- DATA FOR PROCESSING

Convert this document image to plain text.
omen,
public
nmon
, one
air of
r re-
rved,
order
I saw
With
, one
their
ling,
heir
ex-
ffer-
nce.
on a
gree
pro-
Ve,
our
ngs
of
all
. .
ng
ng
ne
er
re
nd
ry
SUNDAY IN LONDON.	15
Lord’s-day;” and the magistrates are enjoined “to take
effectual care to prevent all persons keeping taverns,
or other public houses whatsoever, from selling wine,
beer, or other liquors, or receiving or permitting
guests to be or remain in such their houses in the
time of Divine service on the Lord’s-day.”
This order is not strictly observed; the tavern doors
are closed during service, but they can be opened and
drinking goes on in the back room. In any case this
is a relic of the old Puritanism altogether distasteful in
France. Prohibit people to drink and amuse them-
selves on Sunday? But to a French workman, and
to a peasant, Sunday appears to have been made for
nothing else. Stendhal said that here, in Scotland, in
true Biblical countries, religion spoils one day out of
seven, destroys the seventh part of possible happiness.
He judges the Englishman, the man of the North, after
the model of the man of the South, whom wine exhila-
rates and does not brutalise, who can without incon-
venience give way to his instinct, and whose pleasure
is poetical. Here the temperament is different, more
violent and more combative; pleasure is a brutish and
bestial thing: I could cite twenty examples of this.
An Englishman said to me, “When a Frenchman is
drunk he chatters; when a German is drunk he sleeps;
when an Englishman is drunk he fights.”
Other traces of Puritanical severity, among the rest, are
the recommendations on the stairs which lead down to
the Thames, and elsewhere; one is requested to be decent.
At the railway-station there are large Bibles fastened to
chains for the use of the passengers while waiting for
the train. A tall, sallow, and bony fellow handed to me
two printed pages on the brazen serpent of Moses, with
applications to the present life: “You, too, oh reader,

- WHAT NEEDS TO BE DONE
Every entry should be printed again exactly as it stands.

- RESULT
Convert this document image to plain text.
omen,
public
nmon
, one
air of
r re-
rved,
order
I saw
With
, one
their
ling,
heir
ex-
ffer-
nce.
on a
gree
pro-
Ve,
our
ngs
of
all
. .
ng
ng
ne
er
re
nd
ry
SUNDAY IN LONDON.	15
Lord’s-day;” and the magistrates are enjoined “to take
effectual care to prevent all persons keeping taverns,
or other public houses whatsoever, from selling wine,
beer, or other liquors, or receiving or permitting
guests to be or remain in such their houses in the
time of Divine service on the Lord’s-day.”
This order is not strictly observed; the tavern doors
are closed during service, but they can be opened and
drinking goes on in the back room. In any case this
is a relic of the old Puritanism altogether distasteful in
France. Prohibit people to drink and amuse them-
selves on Sunday? But to a French workman, and
to a peasant, Sunday appears to have been made for
nothing else. Stendhal said that here, in Scotland, in
true Biblical countries, religion spoils one day out of
seven, destroys the seventh part of possible happiness.
He judges the Englishman, the man of the North, after
the model of the man of the South, whom wine exhila-
rates and does not brutalise, who can without incon-
venience give way to his instinct, and whose pleasure
is poetical. Here the temperament is different, more
violent and more combative; pleasure is a brutish and
bestial thing: I could cite twenty examples of this.
An Englishman said to me, “When a Frenchman is
drunk he chatters; when a German is drunk he sleeps;
when an Englishman is drunk he fights.”
Other traces of Puritanical severity, among the rest, are
the recommendations on the stairs which lead down to
the Thames, and elsewhere; one is requested to be decent.
At the railway-station there are large Bibles fastened to
chains for the use of the passengers while waiting for
the train. A tall, sallow, and bony fellow handed to me
two printed pages on the brazen serpent of Moses, with
applications to the present life: “You, too, oh reader,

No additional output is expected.